■ EXERCISE MATERIAL ■

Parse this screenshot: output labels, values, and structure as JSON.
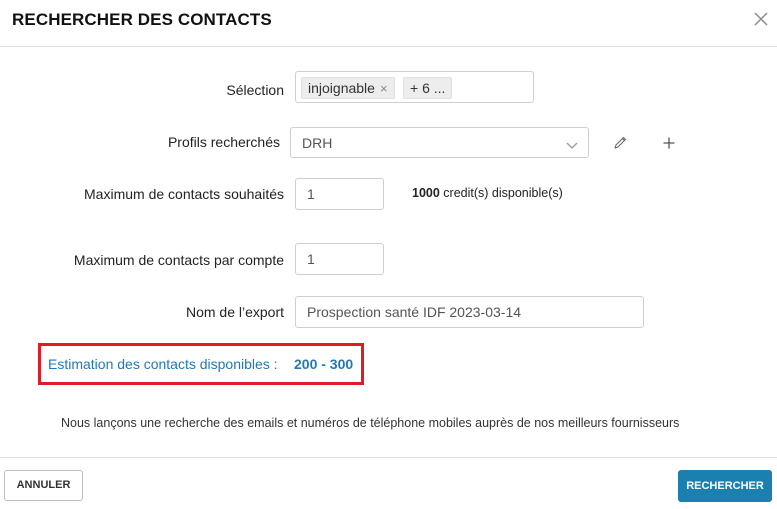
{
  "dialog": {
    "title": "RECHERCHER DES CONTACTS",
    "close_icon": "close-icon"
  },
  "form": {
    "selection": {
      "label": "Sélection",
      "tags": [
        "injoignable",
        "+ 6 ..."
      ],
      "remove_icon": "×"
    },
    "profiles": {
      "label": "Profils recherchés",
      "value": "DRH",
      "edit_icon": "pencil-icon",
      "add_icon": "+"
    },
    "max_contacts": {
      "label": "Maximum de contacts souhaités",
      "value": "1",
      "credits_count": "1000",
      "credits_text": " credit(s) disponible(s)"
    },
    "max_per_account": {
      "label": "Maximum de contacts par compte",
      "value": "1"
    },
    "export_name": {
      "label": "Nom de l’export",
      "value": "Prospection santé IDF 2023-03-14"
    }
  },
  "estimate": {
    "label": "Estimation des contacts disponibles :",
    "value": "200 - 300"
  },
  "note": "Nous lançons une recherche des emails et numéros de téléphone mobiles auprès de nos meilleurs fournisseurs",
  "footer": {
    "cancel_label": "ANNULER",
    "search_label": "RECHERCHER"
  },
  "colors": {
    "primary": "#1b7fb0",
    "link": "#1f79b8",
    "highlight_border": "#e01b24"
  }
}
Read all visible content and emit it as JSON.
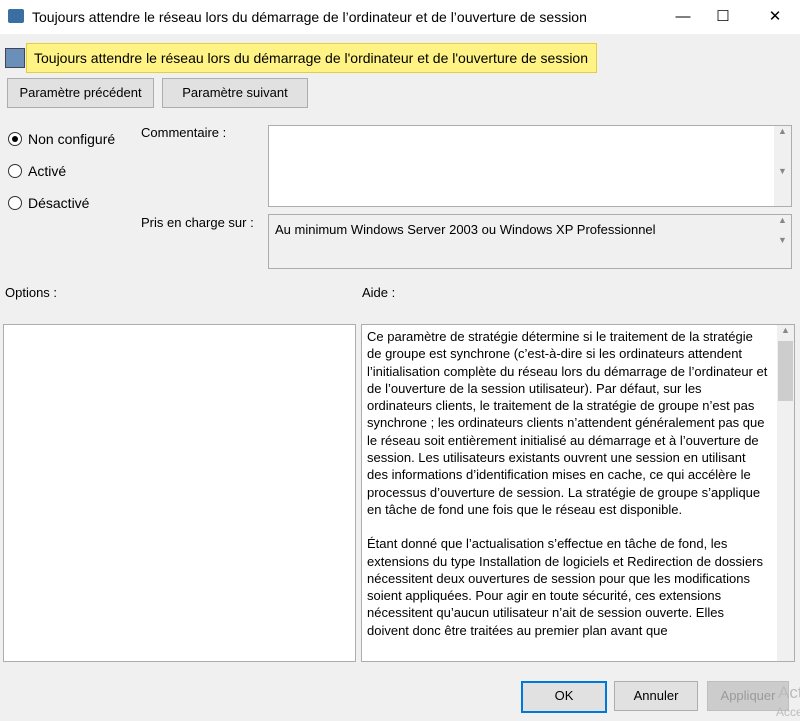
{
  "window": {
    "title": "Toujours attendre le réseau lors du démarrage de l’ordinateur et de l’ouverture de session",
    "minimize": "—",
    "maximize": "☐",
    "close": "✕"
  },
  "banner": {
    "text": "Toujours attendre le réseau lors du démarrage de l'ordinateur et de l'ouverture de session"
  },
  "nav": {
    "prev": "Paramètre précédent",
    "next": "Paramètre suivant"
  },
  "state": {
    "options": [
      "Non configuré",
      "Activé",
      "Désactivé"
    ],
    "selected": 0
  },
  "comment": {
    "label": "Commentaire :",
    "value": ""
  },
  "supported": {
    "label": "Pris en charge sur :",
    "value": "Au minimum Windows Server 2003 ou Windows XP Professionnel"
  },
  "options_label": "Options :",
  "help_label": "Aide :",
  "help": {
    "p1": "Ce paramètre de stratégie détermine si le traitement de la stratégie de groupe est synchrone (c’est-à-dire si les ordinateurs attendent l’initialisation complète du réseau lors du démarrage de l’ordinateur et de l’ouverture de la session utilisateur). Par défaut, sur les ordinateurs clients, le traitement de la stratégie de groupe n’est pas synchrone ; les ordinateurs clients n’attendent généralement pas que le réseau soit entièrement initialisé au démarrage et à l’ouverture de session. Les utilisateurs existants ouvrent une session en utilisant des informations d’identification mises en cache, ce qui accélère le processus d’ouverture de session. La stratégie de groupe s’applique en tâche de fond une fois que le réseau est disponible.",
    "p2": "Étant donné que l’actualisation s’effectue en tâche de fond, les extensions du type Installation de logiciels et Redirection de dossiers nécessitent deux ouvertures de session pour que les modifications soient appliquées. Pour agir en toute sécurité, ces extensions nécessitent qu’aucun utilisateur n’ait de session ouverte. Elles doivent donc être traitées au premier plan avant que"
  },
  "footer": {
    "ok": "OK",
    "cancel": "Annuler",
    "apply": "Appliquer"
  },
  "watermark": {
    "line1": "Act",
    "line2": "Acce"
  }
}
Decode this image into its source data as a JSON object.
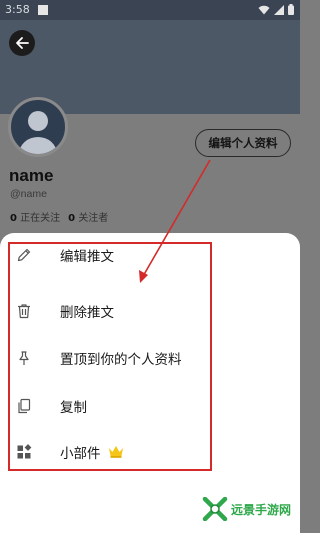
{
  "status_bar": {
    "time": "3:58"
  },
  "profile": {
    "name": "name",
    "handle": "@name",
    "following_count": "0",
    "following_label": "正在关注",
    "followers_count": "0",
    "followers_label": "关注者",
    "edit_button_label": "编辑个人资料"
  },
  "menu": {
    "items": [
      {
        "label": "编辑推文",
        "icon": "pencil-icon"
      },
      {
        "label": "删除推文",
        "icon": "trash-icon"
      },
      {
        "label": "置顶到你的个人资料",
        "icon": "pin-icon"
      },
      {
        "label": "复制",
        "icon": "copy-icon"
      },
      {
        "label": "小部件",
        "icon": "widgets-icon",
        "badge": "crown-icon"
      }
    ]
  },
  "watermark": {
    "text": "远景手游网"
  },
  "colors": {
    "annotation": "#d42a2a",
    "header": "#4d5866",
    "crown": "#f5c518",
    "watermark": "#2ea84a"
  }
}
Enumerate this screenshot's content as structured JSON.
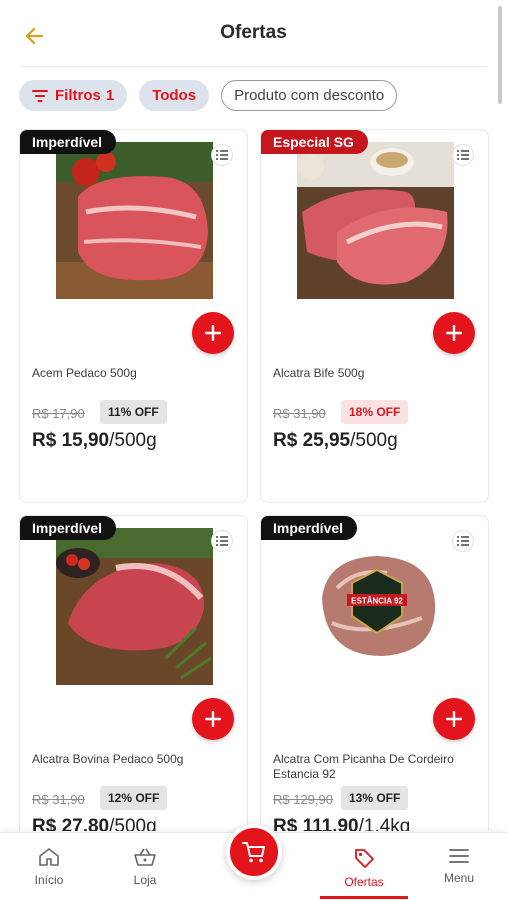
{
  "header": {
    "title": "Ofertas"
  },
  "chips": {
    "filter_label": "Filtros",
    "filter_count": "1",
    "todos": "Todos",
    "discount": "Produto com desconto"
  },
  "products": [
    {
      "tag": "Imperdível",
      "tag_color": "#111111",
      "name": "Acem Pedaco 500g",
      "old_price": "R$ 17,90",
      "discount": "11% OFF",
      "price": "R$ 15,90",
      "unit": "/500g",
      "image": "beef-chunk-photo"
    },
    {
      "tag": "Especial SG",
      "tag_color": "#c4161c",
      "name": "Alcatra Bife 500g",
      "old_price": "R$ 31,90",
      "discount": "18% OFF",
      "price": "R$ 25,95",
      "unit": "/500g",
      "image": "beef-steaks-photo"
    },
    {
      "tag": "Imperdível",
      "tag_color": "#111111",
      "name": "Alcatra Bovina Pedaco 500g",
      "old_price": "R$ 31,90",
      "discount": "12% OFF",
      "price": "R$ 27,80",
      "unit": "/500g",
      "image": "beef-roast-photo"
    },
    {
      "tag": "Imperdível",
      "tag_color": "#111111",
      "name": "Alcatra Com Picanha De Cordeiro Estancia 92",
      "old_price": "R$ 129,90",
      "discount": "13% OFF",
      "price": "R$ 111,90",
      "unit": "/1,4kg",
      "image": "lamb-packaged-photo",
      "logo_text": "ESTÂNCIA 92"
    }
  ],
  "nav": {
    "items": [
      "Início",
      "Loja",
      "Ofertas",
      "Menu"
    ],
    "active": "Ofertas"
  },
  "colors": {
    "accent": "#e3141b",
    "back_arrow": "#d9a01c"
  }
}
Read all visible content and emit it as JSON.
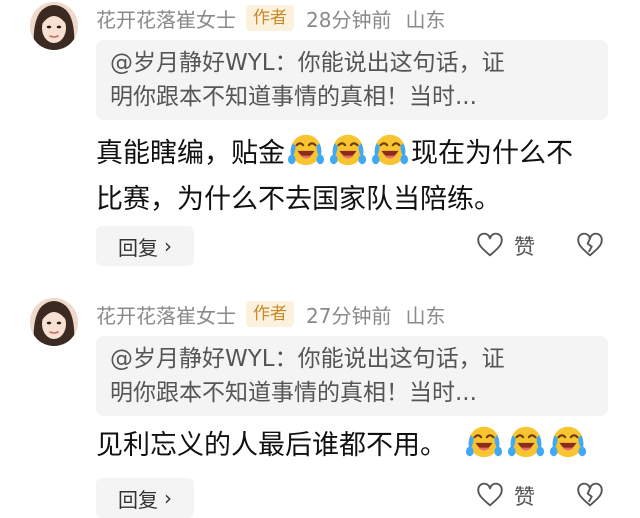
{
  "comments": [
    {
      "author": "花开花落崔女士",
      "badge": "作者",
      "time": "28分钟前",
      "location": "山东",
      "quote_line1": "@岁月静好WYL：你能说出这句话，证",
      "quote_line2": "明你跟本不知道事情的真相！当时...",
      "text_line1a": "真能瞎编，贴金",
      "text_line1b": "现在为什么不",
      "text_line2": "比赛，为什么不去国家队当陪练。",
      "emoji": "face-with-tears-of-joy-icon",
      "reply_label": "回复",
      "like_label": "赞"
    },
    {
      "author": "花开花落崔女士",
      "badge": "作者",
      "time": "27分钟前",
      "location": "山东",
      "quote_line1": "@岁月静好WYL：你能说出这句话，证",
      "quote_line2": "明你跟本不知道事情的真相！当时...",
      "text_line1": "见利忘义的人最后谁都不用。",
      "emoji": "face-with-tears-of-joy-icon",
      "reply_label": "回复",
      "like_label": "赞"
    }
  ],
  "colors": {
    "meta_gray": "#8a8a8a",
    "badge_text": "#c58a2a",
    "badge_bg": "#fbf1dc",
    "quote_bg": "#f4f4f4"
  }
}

■ STATED PROBLEM ■
Read through the entries and copy each line in which "Toujours" appears.

■ RESPONSE TO THIS EXERCISE ■
    "title": "Toujours attendre le réseau lors du démarrage de l’ordinateur et de l’ouverture de session",
    "text": "Toujours attendre le réseau lors du démarrage de l'ordinateur et de l'ouverture de session"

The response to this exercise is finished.